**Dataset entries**
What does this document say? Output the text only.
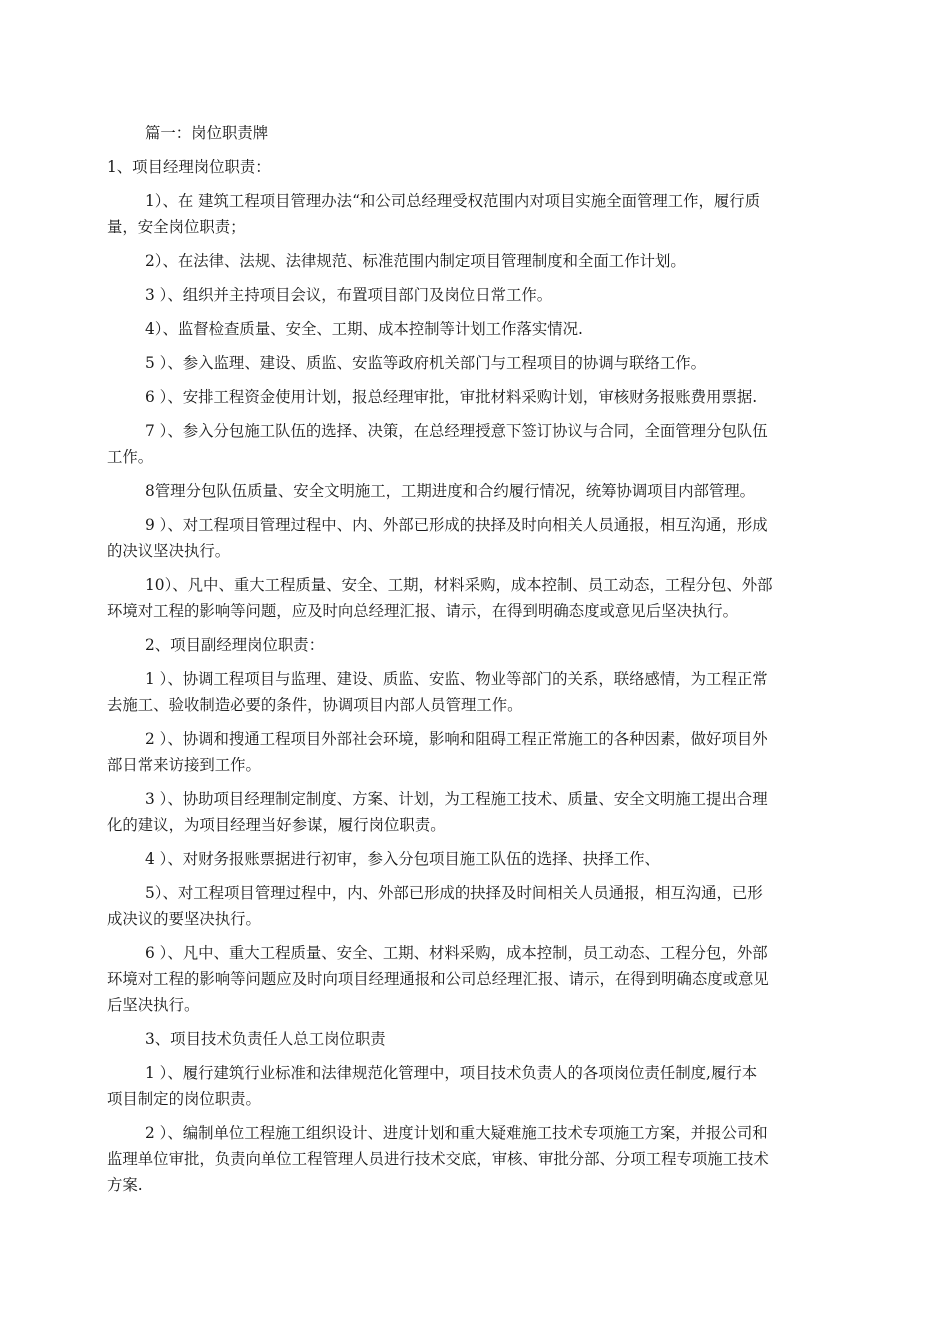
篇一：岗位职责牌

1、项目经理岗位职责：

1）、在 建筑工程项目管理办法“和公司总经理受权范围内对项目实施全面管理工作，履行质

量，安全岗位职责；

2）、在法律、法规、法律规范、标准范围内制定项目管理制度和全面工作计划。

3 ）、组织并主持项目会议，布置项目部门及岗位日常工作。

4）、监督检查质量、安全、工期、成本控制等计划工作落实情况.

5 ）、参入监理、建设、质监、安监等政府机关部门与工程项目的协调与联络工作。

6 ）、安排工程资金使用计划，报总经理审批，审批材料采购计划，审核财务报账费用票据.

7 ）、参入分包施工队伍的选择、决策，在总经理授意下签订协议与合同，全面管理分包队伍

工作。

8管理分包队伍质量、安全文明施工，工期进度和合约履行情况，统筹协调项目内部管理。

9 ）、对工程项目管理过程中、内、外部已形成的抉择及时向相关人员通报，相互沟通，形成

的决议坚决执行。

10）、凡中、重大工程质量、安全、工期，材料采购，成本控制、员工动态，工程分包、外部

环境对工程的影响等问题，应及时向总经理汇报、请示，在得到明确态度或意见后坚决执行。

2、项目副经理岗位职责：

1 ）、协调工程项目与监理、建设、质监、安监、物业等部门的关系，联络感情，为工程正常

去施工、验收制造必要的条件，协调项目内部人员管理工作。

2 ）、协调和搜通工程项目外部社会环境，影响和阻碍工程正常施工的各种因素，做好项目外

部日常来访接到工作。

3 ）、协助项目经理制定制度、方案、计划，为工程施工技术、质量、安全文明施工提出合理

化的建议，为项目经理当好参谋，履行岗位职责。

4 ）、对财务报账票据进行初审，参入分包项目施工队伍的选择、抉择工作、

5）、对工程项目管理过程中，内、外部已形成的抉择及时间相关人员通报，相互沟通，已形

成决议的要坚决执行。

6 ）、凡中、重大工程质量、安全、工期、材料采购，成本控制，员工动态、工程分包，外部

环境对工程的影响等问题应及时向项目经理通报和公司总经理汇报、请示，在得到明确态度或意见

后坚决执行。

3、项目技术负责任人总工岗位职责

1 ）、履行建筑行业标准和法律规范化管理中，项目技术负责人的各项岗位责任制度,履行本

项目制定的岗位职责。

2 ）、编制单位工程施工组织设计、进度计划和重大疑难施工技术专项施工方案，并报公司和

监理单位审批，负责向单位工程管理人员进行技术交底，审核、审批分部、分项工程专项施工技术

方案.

--

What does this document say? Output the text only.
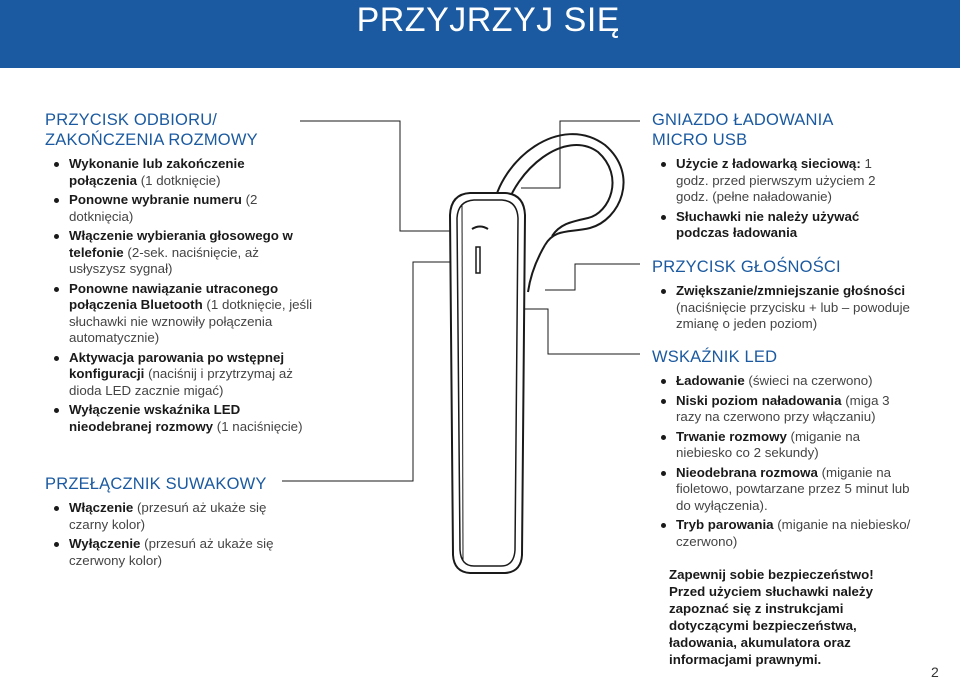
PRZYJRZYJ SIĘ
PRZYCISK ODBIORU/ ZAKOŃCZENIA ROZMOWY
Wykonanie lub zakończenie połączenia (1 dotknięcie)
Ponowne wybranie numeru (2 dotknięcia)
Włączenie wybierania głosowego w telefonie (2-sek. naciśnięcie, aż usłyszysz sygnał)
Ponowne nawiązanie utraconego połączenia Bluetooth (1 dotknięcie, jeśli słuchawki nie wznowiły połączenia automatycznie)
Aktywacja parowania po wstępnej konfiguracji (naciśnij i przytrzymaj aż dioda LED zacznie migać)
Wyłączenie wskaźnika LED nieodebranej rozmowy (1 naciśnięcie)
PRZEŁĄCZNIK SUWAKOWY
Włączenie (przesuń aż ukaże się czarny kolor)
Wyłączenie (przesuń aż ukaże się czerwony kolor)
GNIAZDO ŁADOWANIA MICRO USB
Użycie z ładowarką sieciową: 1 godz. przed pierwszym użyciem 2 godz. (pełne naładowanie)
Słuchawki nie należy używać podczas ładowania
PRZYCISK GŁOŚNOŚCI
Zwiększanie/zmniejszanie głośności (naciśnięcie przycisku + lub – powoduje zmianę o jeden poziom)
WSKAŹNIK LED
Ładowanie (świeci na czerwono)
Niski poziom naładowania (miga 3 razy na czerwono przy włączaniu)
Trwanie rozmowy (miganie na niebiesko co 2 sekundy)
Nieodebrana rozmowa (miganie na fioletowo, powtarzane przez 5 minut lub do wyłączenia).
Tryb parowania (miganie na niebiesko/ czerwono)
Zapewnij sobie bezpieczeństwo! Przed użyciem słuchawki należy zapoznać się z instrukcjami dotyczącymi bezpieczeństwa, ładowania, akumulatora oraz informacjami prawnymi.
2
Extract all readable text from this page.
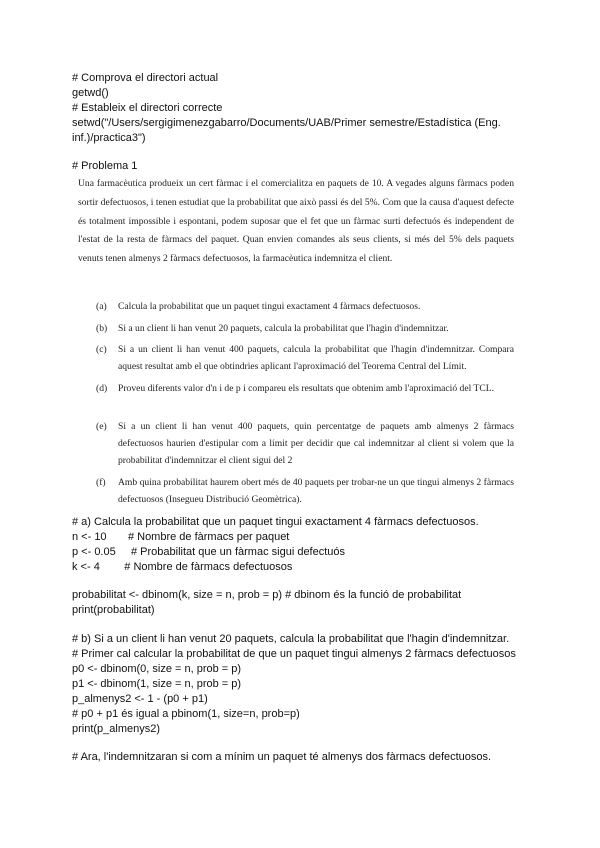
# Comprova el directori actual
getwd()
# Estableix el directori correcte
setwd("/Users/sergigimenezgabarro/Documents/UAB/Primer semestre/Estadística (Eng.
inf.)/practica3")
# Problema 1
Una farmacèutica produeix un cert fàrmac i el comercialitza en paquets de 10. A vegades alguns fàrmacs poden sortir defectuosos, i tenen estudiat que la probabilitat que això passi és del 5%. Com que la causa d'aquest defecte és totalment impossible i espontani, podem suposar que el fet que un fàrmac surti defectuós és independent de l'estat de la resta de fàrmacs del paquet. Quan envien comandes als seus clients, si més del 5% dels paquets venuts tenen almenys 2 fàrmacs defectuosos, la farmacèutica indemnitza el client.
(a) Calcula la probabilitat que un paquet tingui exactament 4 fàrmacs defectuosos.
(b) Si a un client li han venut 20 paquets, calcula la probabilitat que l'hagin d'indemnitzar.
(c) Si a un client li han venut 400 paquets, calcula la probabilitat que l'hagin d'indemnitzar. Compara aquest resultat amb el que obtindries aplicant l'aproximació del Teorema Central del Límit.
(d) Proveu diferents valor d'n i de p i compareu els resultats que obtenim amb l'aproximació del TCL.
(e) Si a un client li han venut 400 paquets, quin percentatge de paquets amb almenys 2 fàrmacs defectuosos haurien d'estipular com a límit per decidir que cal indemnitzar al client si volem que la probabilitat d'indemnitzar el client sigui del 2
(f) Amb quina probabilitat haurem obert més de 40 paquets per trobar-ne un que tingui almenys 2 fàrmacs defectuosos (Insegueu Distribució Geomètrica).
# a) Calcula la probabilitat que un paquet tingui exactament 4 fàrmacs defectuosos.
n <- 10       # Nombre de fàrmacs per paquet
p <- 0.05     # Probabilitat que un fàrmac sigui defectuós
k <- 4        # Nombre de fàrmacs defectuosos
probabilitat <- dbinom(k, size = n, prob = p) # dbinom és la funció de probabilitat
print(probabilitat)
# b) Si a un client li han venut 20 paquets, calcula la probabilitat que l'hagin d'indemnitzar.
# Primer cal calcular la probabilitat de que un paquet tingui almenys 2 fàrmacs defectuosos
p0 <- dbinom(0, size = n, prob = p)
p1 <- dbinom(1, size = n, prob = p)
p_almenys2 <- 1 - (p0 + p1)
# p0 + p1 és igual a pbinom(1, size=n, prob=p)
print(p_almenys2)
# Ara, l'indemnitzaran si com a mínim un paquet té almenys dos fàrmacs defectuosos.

**Goal**
Display every line of the listing that contains the string "paquets".

**Correct output**
Una farmacèutica produeix un cert fàrmac i el comercialitza en paquets de 10. A vegades alguns fàrmacs poden sortir defectuosos, i tenen estudiat que la probabilitat que això passi és del 5%. Com que la causa d'aquest defecte és totalment impossible i espontani, podem suposar que el fet que un fàrmac surti defectuós és independent de l'estat de la resta de fàrmacs del paquet. Quan envien comandes als seus clients, si més del 5% dels paquets venuts tenen almenys 2 fàrmacs defectuosos, la farmacèutica indemnitza el client.
(b) Si a un client li han venut 20 paquets, calcula la probabilitat que l'hagin d'indemnitzar.
(c) Si a un client li han venut 400 paquets, calcula la probabilitat que l'hagin d'indemnitzar. Compara aquest resultat amb el que obtindries aplicant l'aproximació del Teorema Central del Límit.
(e) Si a un client li han venut 400 paquets, quin percentatge de paquets amb almenys 2 fàrmacs defectuosos haurien d'estipular com a límit per decidir que cal indemnitzar al client si volem que la probabilitat d'indemnitzar el client sigui del 2
(f) Amb quina probabilitat haurem obert més de 40 paquets per trobar-ne un que tingui almenys 2 fàrmacs defectuosos (Insegueu Distribució Geomètrica).
# b) Si a un client li han venut 20 paquets, calcula la probabilitat que l'hagin d'indemnitzar.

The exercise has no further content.